What is needed |
For the data that follows, report how many lines contain the word "from", and nothing else.

Material for the task |
----

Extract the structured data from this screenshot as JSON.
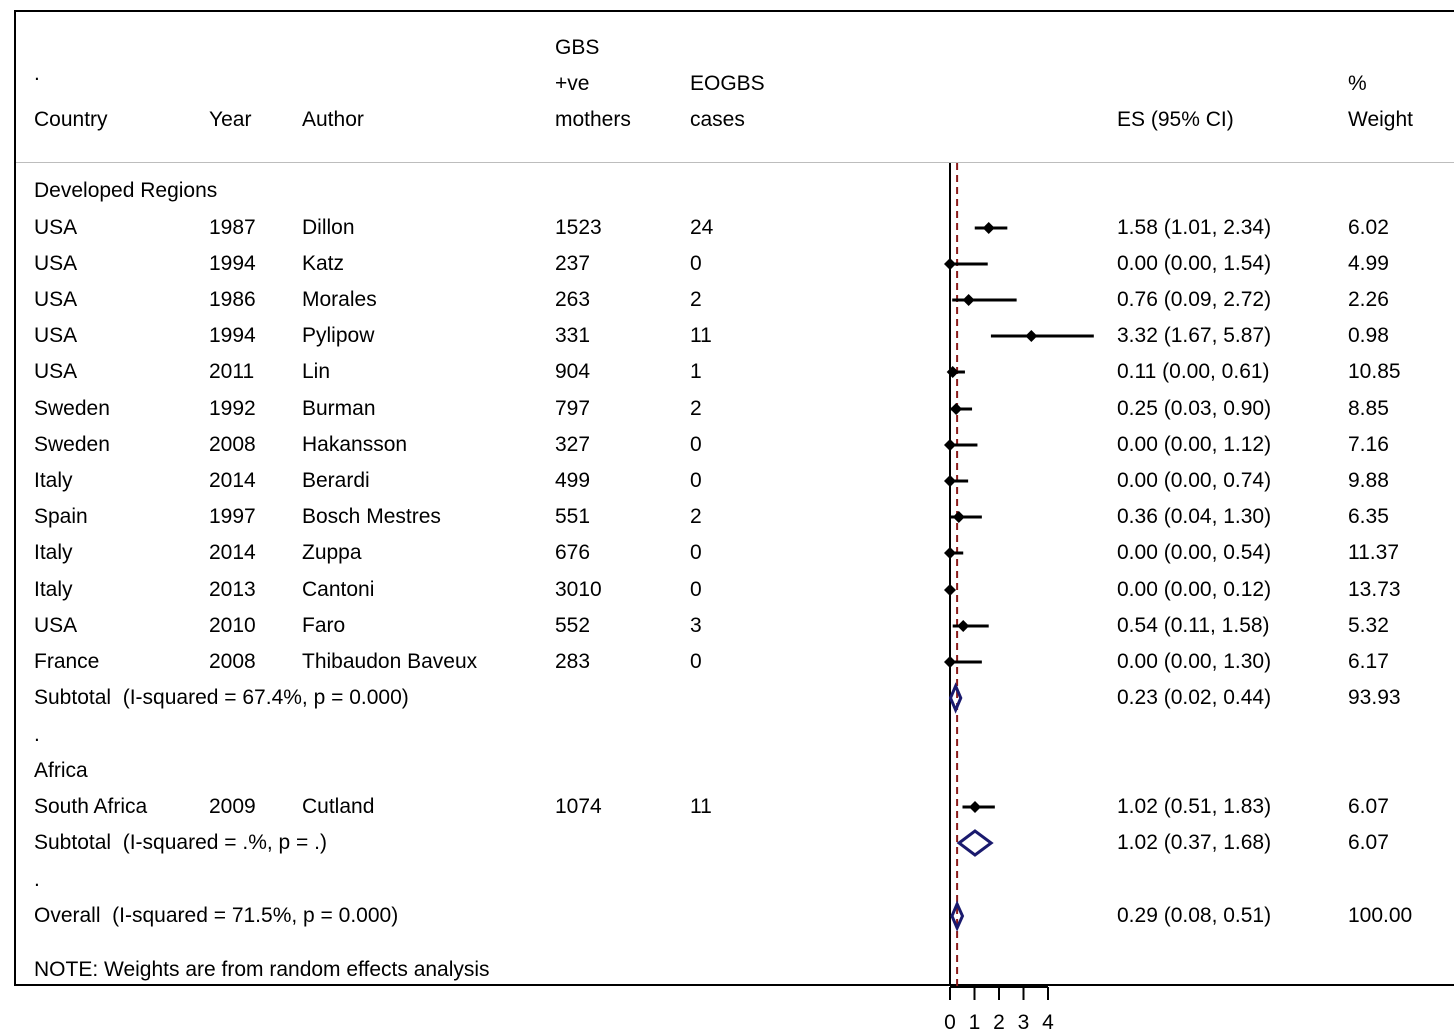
{
  "header": {
    "dot": ".",
    "country": "Country",
    "year": "Year",
    "author": "Author",
    "gbs": [
      "GBS",
      "+ve",
      "mothers"
    ],
    "eogbs": [
      "EOGBS",
      "cases"
    ],
    "es": "ES (95% CI)",
    "weight": [
      "%",
      "Weight"
    ]
  },
  "rows": [
    {
      "kind": "label",
      "text": "Developed Regions"
    },
    {
      "kind": "study",
      "country": "USA",
      "year": "1987",
      "author": "Dillon",
      "gbs": "1523",
      "cases": "24",
      "es_text": "1.58 (1.01, 2.34)",
      "weight": "6.02",
      "es": 1.58,
      "lo": 1.01,
      "hi": 2.34
    },
    {
      "kind": "study",
      "country": "USA",
      "year": "1994",
      "author": "Katz",
      "gbs": "237",
      "cases": "0",
      "es_text": "0.00 (0.00, 1.54)",
      "weight": "4.99",
      "es": 0.0,
      "lo": 0.0,
      "hi": 1.54
    },
    {
      "kind": "study",
      "country": "USA",
      "year": "1986",
      "author": "Morales",
      "gbs": "263",
      "cases": "2",
      "es_text": "0.76 (0.09, 2.72)",
      "weight": "2.26",
      "es": 0.76,
      "lo": 0.09,
      "hi": 2.72
    },
    {
      "kind": "study",
      "country": "USA",
      "year": "1994",
      "author": "Pylipow",
      "gbs": "331",
      "cases": "11",
      "es_text": "3.32 (1.67, 5.87)",
      "weight": "0.98",
      "es": 3.32,
      "lo": 1.67,
      "hi": 5.87
    },
    {
      "kind": "study",
      "country": "USA",
      "year": "2011",
      "author": "Lin",
      "gbs": "904",
      "cases": "1",
      "es_text": "0.11 (0.00, 0.61)",
      "weight": "10.85",
      "es": 0.11,
      "lo": 0.0,
      "hi": 0.61
    },
    {
      "kind": "study",
      "country": "Sweden",
      "year": "1992",
      "author": "Burman",
      "gbs": "797",
      "cases": "2",
      "es_text": "0.25 (0.03, 0.90)",
      "weight": "8.85",
      "es": 0.25,
      "lo": 0.03,
      "hi": 0.9
    },
    {
      "kind": "study",
      "country": "Sweden",
      "year": "2008",
      "author": "Hakansson",
      "gbs": "327",
      "cases": "0",
      "es_text": "0.00 (0.00, 1.12)",
      "weight": "7.16",
      "es": 0.0,
      "lo": 0.0,
      "hi": 1.12
    },
    {
      "kind": "study",
      "country": "Italy",
      "year": "2014",
      "author": "Berardi",
      "gbs": "499",
      "cases": "0",
      "es_text": "0.00 (0.00, 0.74)",
      "weight": "9.88",
      "es": 0.0,
      "lo": 0.0,
      "hi": 0.74
    },
    {
      "kind": "study",
      "country": "Spain",
      "year": "1997",
      "author": "Bosch Mestres",
      "gbs": "551",
      "cases": "2",
      "es_text": "0.36 (0.04, 1.30)",
      "weight": "6.35",
      "es": 0.36,
      "lo": 0.04,
      "hi": 1.3
    },
    {
      "kind": "study",
      "country": "Italy",
      "year": "2014",
      "author": "Zuppa",
      "gbs": "676",
      "cases": "0",
      "es_text": "0.00 (0.00, 0.54)",
      "weight": "11.37",
      "es": 0.0,
      "lo": 0.0,
      "hi": 0.54
    },
    {
      "kind": "study",
      "country": "Italy",
      "year": "2013",
      "author": "Cantoni",
      "gbs": "3010",
      "cases": "0",
      "es_text": "0.00 (0.00, 0.12)",
      "weight": "13.73",
      "es": 0.0,
      "lo": 0.0,
      "hi": 0.12
    },
    {
      "kind": "study",
      "country": "USA",
      "year": "2010",
      "author": "Faro",
      "gbs": "552",
      "cases": "3",
      "es_text": "0.54 (0.11, 1.58)",
      "weight": "5.32",
      "es": 0.54,
      "lo": 0.11,
      "hi": 1.58
    },
    {
      "kind": "study",
      "country": "France",
      "year": "2008",
      "author": "Thibaudon Baveux",
      "gbs": "283",
      "cases": "0",
      "es_text": "0.00 (0.00, 1.30)",
      "weight": "6.17",
      "es": 0.0,
      "lo": 0.0,
      "hi": 1.3
    },
    {
      "kind": "subtotal",
      "text": "Subtotal  (I-squared = 67.4%, p = 0.000)",
      "es_text": "0.23 (0.02, 0.44)",
      "weight": "93.93",
      "es": 0.23,
      "lo": 0.02,
      "hi": 0.44
    },
    {
      "kind": "label",
      "text": "."
    },
    {
      "kind": "label",
      "text": "Africa"
    },
    {
      "kind": "study",
      "country": "South Africa",
      "year": "2009",
      "author": "Cutland",
      "gbs": "1074",
      "cases": "11",
      "es_text": "1.02 (0.51, 1.83)",
      "weight": "6.07",
      "es": 1.02,
      "lo": 0.51,
      "hi": 1.83
    },
    {
      "kind": "subtotal",
      "text": "Subtotal  (I-squared = .%, p = .)",
      "es_text": "1.02 (0.37, 1.68)",
      "weight": "6.07",
      "es": 1.02,
      "lo": 0.37,
      "hi": 1.68
    },
    {
      "kind": "label",
      "text": "."
    },
    {
      "kind": "subtotal",
      "text": "Overall  (I-squared = 71.5%, p = 0.000)",
      "es_text": "0.29 (0.08, 0.51)",
      "weight": "100.00",
      "es": 0.29,
      "lo": 0.08,
      "hi": 0.51
    },
    {
      "kind": "note",
      "text": "NOTE: Weights are from random effects analysis"
    }
  ],
  "chart_data": {
    "type": "forest",
    "x_ticks": [
      "0",
      "1",
      "2",
      "3",
      "4"
    ],
    "null_line": 0,
    "overall_es": 0.29,
    "xlim": [
      0,
      4
    ],
    "colors": {
      "point": "#000000",
      "diamond": "#1a1a6e",
      "overall_line": "#8b1a1a"
    },
    "series": [
      {
        "label": "Dillon",
        "es": 1.58,
        "lo": 1.01,
        "hi": 2.34
      },
      {
        "label": "Katz",
        "es": 0.0,
        "lo": 0.0,
        "hi": 1.54
      },
      {
        "label": "Morales",
        "es": 0.76,
        "lo": 0.09,
        "hi": 2.72
      },
      {
        "label": "Pylipow",
        "es": 3.32,
        "lo": 1.67,
        "hi": 5.87
      },
      {
        "label": "Lin",
        "es": 0.11,
        "lo": 0.0,
        "hi": 0.61
      },
      {
        "label": "Burman",
        "es": 0.25,
        "lo": 0.03,
        "hi": 0.9
      },
      {
        "label": "Hakansson",
        "es": 0.0,
        "lo": 0.0,
        "hi": 1.12
      },
      {
        "label": "Berardi",
        "es": 0.0,
        "lo": 0.0,
        "hi": 0.74
      },
      {
        "label": "Bosch Mestres",
        "es": 0.36,
        "lo": 0.04,
        "hi": 1.3
      },
      {
        "label": "Zuppa",
        "es": 0.0,
        "lo": 0.0,
        "hi": 0.54
      },
      {
        "label": "Cantoni",
        "es": 0.0,
        "lo": 0.0,
        "hi": 0.12
      },
      {
        "label": "Faro",
        "es": 0.54,
        "lo": 0.11,
        "hi": 1.58
      },
      {
        "label": "Thibaudon Baveux",
        "es": 0.0,
        "lo": 0.0,
        "hi": 1.3
      },
      {
        "label": "Cutland",
        "es": 1.02,
        "lo": 0.51,
        "hi": 1.83
      }
    ],
    "subtotals": [
      {
        "label": "Subtotal  (I-squared = 67.4%, p = 0.000)",
        "es": 0.23,
        "lo": 0.02,
        "hi": 0.44
      },
      {
        "label": "Subtotal  (I-squared = .%, p = .)",
        "es": 1.02,
        "lo": 0.37,
        "hi": 1.68
      },
      {
        "label": "Overall  (I-squared = 71.5%, p = 0.000)",
        "es": 0.29,
        "lo": 0.08,
        "hi": 0.51
      }
    ]
  }
}
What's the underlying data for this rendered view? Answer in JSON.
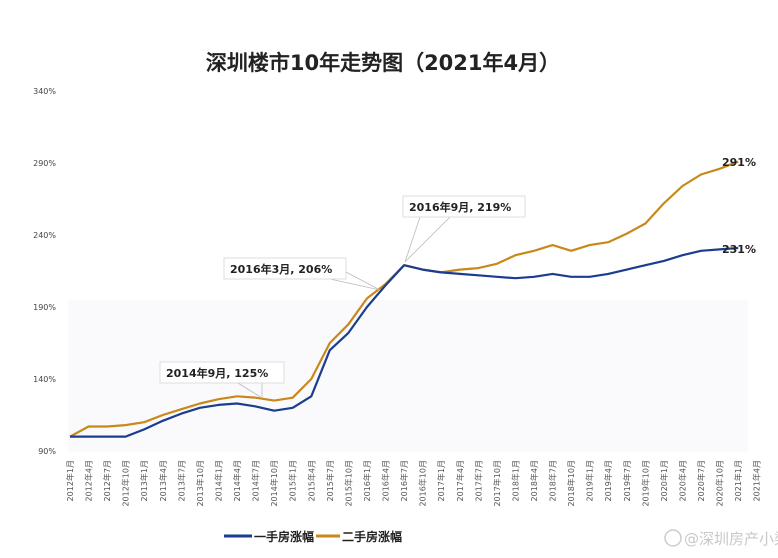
{
  "chart_data": {
    "type": "line",
    "title": "深圳楼市10年走势图（2021年4月）",
    "xlabel": "",
    "ylabel": "",
    "ylim": [
      90,
      340
    ],
    "yticks": [
      "90%",
      "140%",
      "190%",
      "240%",
      "290%",
      "340%"
    ],
    "ytick_values": [
      90,
      140,
      190,
      240,
      290,
      340
    ],
    "grid": false,
    "legend_position": "bottom",
    "categories": [
      "2012年1月",
      "2012年4月",
      "2012年7月",
      "2012年10月",
      "2013年1月",
      "2013年4月",
      "2013年7月",
      "2013年10月",
      "2014年1月",
      "2014年4月",
      "2014年7月",
      "2014年10月",
      "2015年1月",
      "2015年4月",
      "2015年7月",
      "2015年10月",
      "2016年1月",
      "2016年4月",
      "2016年7月",
      "2016年10月",
      "2017年1月",
      "2017年4月",
      "2017年7月",
      "2017年10月",
      "2018年1月",
      "2018年4月",
      "2018年7月",
      "2018年10月",
      "2019年1月",
      "2019年4月",
      "2019年7月",
      "2019年10月",
      "2020年1月",
      "2020年4月",
      "2020年7月",
      "2020年10月",
      "2021年1月",
      "2021年4月"
    ],
    "series": [
      {
        "name": "一手房涨幅",
        "color": "#1a3d8f",
        "values": [
          100,
          100,
          100,
          100,
          105,
          111,
          116,
          120,
          122,
          123,
          121,
          118,
          120,
          128,
          160,
          172,
          190,
          205,
          219,
          216,
          214,
          213,
          212,
          211,
          210,
          211,
          213,
          211,
          211,
          213,
          216,
          219,
          222,
          226,
          229,
          230,
          231,
          null
        ]
      },
      {
        "name": "二手房涨幅",
        "color": "#c8881a",
        "values": [
          100,
          107,
          107,
          108,
          110,
          115,
          119,
          123,
          126,
          128,
          127,
          125,
          127,
          140,
          165,
          178,
          196,
          206,
          219,
          216,
          214,
          216,
          217,
          220,
          226,
          229,
          233,
          229,
          233,
          235,
          241,
          248,
          262,
          274,
          282,
          286,
          291,
          null
        ]
      }
    ],
    "annotations": [
      {
        "text": "2014年9月, 125%"
      },
      {
        "text": "2016年3月, 206%"
      },
      {
        "text": "2016年9月, 219%"
      }
    ],
    "end_labels": [
      "231%",
      "291%"
    ]
  },
  "watermark": "@深圳房产小梁"
}
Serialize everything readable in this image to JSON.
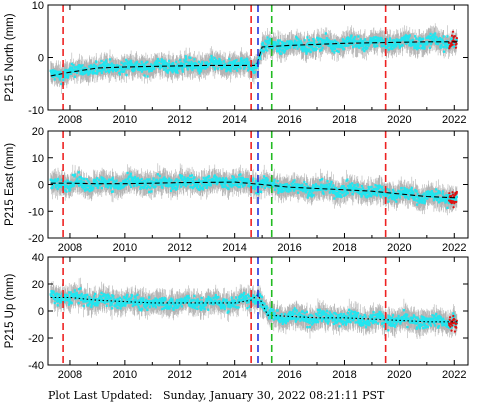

----

The response |
2